> [Dataset entries]
====
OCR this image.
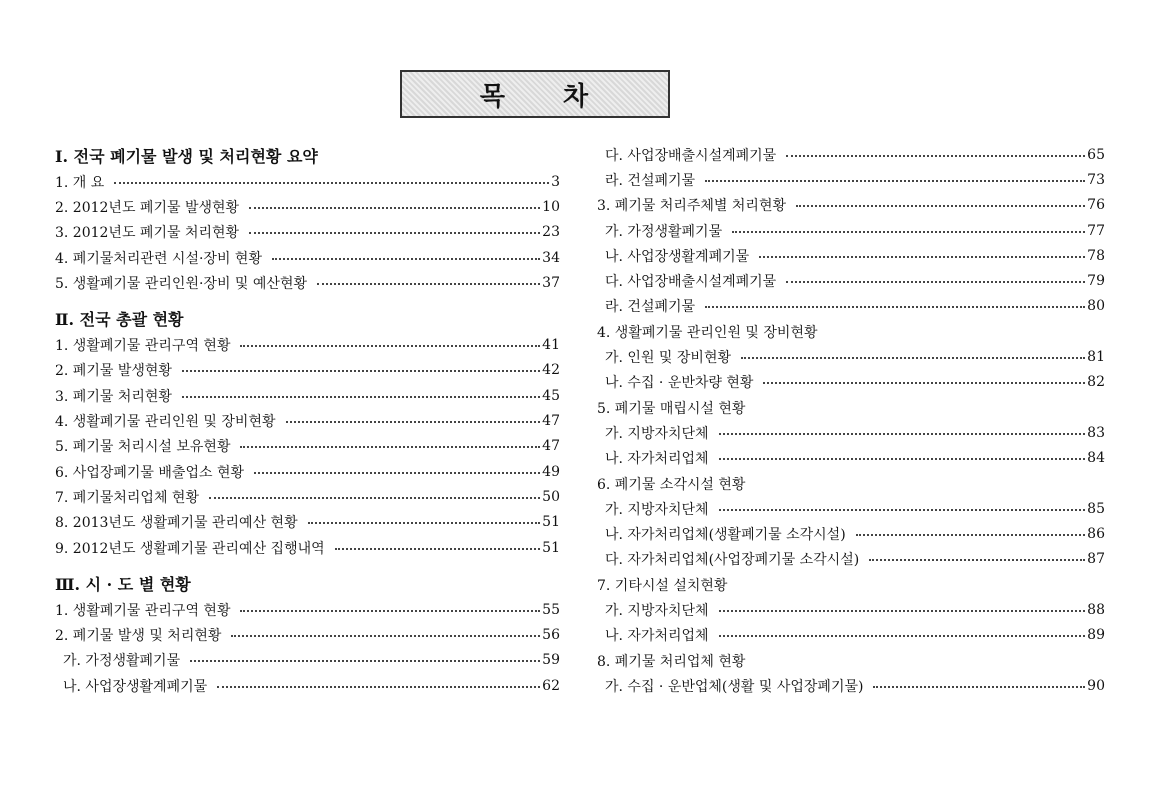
목 차
Ⅰ. 전국 폐기물 발생 및 처리현황 요약
1. 개 요	3
2. 2012년도 폐기물 발생현황	10
3. 2012년도 폐기물 처리현황	23
4. 폐기물처리관련 시설·장비 현황	34
5. 생활폐기물 관리인원·장비 및 예산현황	37
Ⅱ. 전국 총괄 현황
1. 생활폐기물 관리구역 현황	41
2. 폐기물 발생현황	42
3. 폐기물 처리현황	45
4. 생활폐기물 관리인원 및 장비현황	47
5. 폐기물 처리시설 보유현황	47
6. 사업장폐기물 배출업소 현황	49
7. 폐기물처리업체 현황	50
8. 2013년도 생활폐기물 관리예산 현황	51
9. 2012년도 생활폐기물 관리예산 집행내역	51
Ⅲ. 시 · 도 별 현황
1. 생활폐기물 관리구역 현황	55
2. 폐기물 발생 및 처리현황	56
가. 가정생활폐기물	59
나. 사업장생활계폐기물	62
다. 사업장배출시설계폐기물	65
라. 건설폐기물	73
3. 폐기물 처리주체별 처리현황	76
가. 가정생활폐기물	77
나. 사업장생활계폐기물	78
다. 사업장배출시설계폐기물	79
라. 건설폐기물	80
4. 생활폐기물 관리인원 및 장비현황
가. 인원 및 장비현황	81
나. 수집 · 운반차량 현황	82
5. 폐기물 매립시설 현황
가. 지방자치단체	83
나. 자가처리업체	84
6. 폐기물 소각시설 현황
가. 지방자치단체	85
나. 자가처리업체(생활폐기물 소각시설)	86
다. 자가처리업체(사업장폐기물 소각시설)	87
7. 기타시설 설치현황
가. 지방자치단체	88
나. 자가처리업체	89
8. 폐기물 처리업체 현황
가. 수집 · 운반업체(생활 및 사업장폐기물)	90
====
> [GIVEN EXERCISE] All lines that include "관리인원" are to be gathered and copied.

> [EXERCISE OUTPUT]
5. 생활폐기물 관리인원·장비 및 예산현황	37
4. 생활폐기물 관리인원 및 장비현황	47
4. 생활폐기물 관리인원 및 장비현황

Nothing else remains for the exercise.